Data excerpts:
·····

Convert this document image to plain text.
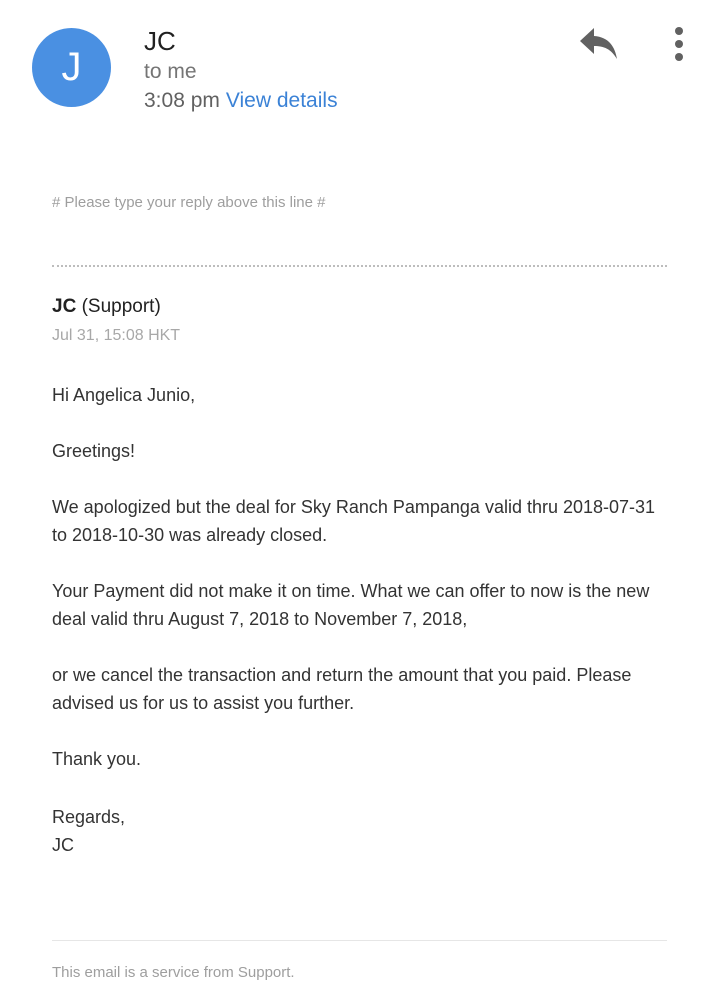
J
JC
to me
3:08 pm View details
# Please type your reply above this line #
JC (Support)
Jul 31, 15:08 HKT

Hi Angelica Junio,

Greetings!

We apologized but the deal for Sky Ranch Pampanga valid thru 2018-07-31 to 2018-10-30 was already closed.

Your Payment did not make it on time. What we can offer to now is the new deal valid thru August 7, 2018 to November 7, 2018,

or we cancel the transaction and return the amount that you paid. Please advised us for us to assist you further.

Thank you.

Regards,

JC

This email is a service from Support.
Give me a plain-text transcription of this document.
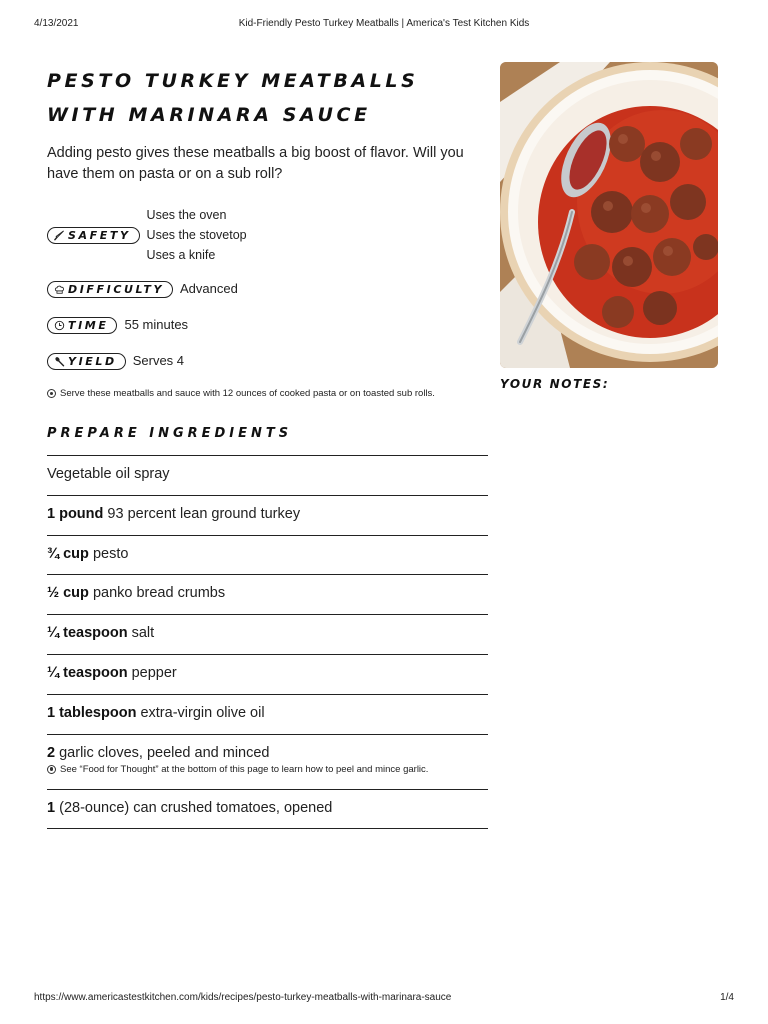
4/13/2021	Kid-Friendly Pesto Turkey Meatballs | America's Test Kitchen Kids
PESTO TURKEY MEATBALLS WITH MARINARA SAUCE

Adding pesto gives these meatballs a big boost of flavor. Will you have them on pasta or on a sub roll?

SAFETY
Uses the oven
Uses the stovetop
Uses a knife
DIFFICULTY Advanced
TIME 55 minutes
YIELD Serves 4
Serve these meatballs and sauce with 12 ounces of cooked pasta or on toasted sub rolls.
PREPARE INGREDIENTS
Vegetable oil spray
1 pound 93 percent lean ground turkey
¾ cup pesto
½ cup panko bread crumbs
¼ teaspoon salt
¼ teaspoon pepper
1 tablespoon extra-virgin olive oil
2 garlic cloves, peeled and minced
See “Food for Thought” at the bottom of this page to learn how to peel and mince garlic.
1 (28-ounce) can crushed tomatoes, opened
YOUR NOTES:
https://www.americastestkitchen.com/kids/recipes/pesto-turkey-meatballs-with-marinara-sauce	1/4
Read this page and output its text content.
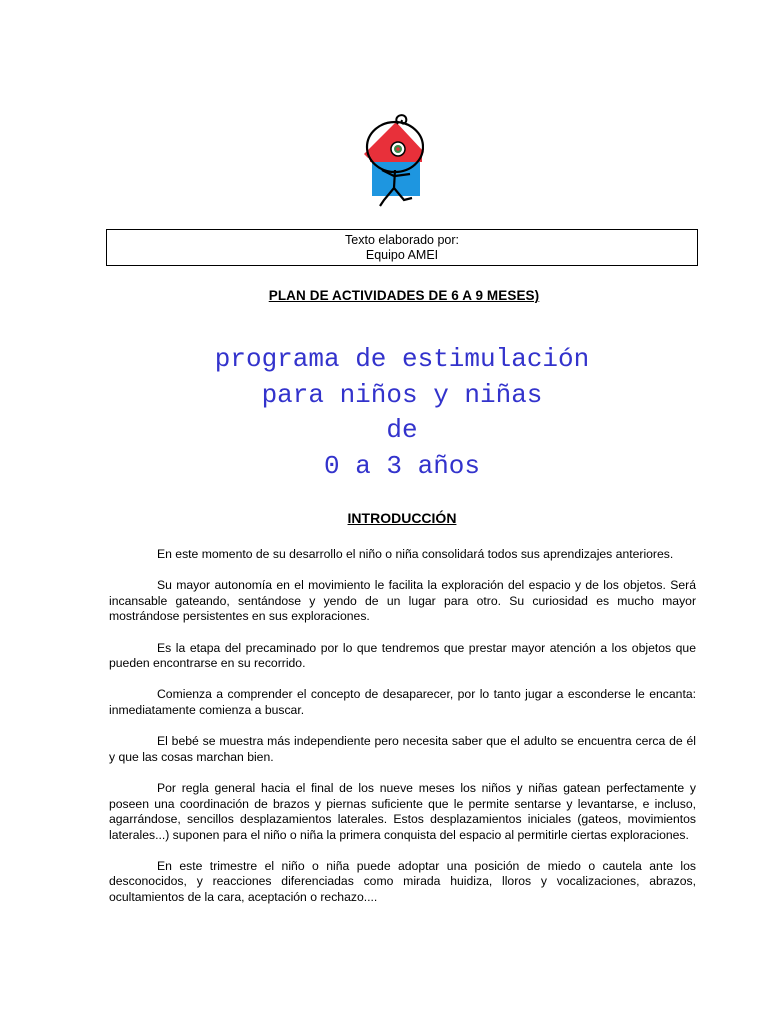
Texto elaborado por:
Equipo AMEI
PLAN DE ACTIVIDADES DE 6 A 9 MESES)
programa de estimulación
para niños y niñas
de
0 a 3 años
INTRODUCCIÓN

En este momento de su desarrollo el niño o niña consolidará todos sus aprendizajes anteriores.

Su mayor autonomía en el movimiento le facilita la exploración del espacio y de los objetos. Será incansable gateando, sentándose y yendo de un lugar para otro. Su curiosidad es mucho mayor mostrándose persistentes en sus exploraciones.

Es la etapa del precaminado por lo que tendremos que prestar mayor atención a los objetos que pueden encontrarse en su recorrido.

Comienza a comprender el concepto de desaparecer, por lo tanto jugar a esconderse le encanta: inmediatamente comienza a buscar.

El bebé se muestra más independiente pero necesita saber que el adulto se encuentra cerca de él y que las cosas marchan bien.

Por regla general hacia el final de los nueve meses los niños y niñas gatean perfectamente y poseen una coordinación de brazos y piernas suficiente que le permite sentarse y levantarse, e incluso, agarrándose, sencillos desplazamientos laterales. Estos desplazamientos iniciales (gateos, movimientos laterales...) suponen para el niño o niña la primera conquista del espacio al permitirle ciertas exploraciones.

En este trimestre el niño o niña puede adoptar una posición de miedo o cautela ante los desconocidos, y reacciones diferenciadas como mirada huidiza, lloros y vocalizaciones, abrazos, ocultamientos de la cara, aceptación o rechazo....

·····

Generate a word-for-word copy of the preceding records, excluding all pictures.

Convert this document image to plain text.
J
JC
to me
3:08 pm View details
# Please type your reply above this line #
JC (Support)
Jul 31, 15:08 HKT

Hi Angelica Junio,

Greetings!

We apologized but the deal for Sky Ranch Pampanga valid thru 2018-07-31 to 2018-10-30 was already closed.

Your Payment did not make it on time. What we can offer to now is the new deal valid thru August 7, 2018 to November 7, 2018,

or we cancel the transaction and return the amount that you paid. Please advised us for us to assist you further.

Thank you.

Regards,

JC

This email is a service from Support.
Give me a plain-text transcription of this document.
4/13/2021	Kid-Friendly Pesto Turkey Meatballs | America's Test Kitchen Kids
PESTO TURKEY MEATBALLS WITH MARINARA SAUCE

Adding pesto gives these meatballs a big boost of flavor. Will you have them on pasta or on a sub roll?

SAFETY
Uses the oven
Uses the stovetop
Uses a knife
DIFFICULTY Advanced
TIME 55 minutes
YIELD Serves 4
Serve these meatballs and sauce with 12 ounces of cooked pasta or on toasted sub rolls.
PREPARE INGREDIENTS
Vegetable oil spray
1 pound 93 percent lean ground turkey
¾ cup pesto
½ cup panko bread crumbs
¼ teaspoon salt
¼ teaspoon pepper
1 tablespoon extra-virgin olive oil
2 garlic cloves, peeled and minced
See “Food for Thought” at the bottom of this page to learn how to peel and mince garlic.
1 (28-ounce) can crushed tomatoes, opened
YOUR NOTES:
https://www.americastestkitchen.com/kids/recipes/pesto-turkey-meatballs-with-marinara-sauce	1/4
Read this page and output its text content.
Texto elaborado por:
Equipo AMEI
PLAN DE ACTIVIDADES DE 6 A 9 MESES)
programa de estimulación
para niños y niñas
de
0 a 3 años
INTRODUCCIÓN

En este momento de su desarrollo el niño o niña consolidará todos sus aprendizajes anteriores.

Su mayor autonomía en el movimiento le facilita la exploración del espacio y de los objetos. Será incansable gateando, sentándose y yendo de un lugar para otro. Su curiosidad es mucho mayor mostrándose persistentes en sus exploraciones.

Es la etapa del precaminado por lo que tendremos que prestar mayor atención a los objetos que pueden encontrarse en su recorrido.

Comienza a comprender el concepto de desaparecer, por lo tanto jugar a esconderse le encanta: inmediatamente comienza a buscar.

El bebé se muestra más independiente pero necesita saber que el adulto se encuentra cerca de él y que las cosas marchan bien.

Por regla general hacia el final de los nueve meses los niños y niñas gatean perfectamente y poseen una coordinación de brazos y piernas suficiente que le permite sentarse y levantarse, e incluso, agarrándose, sencillos desplazamientos laterales. Estos desplazamientos iniciales (gateos, movimientos laterales...) suponen para el niño o niña la primera conquista del espacio al permitirle ciertas exploraciones.

En este trimestre el niño o niña puede adoptar una posición de miedo o cautela ante los desconocidos, y reacciones diferenciadas como mirada huidiza, lloros y vocalizaciones, abrazos, ocultamientos de la cara, aceptación o rechazo....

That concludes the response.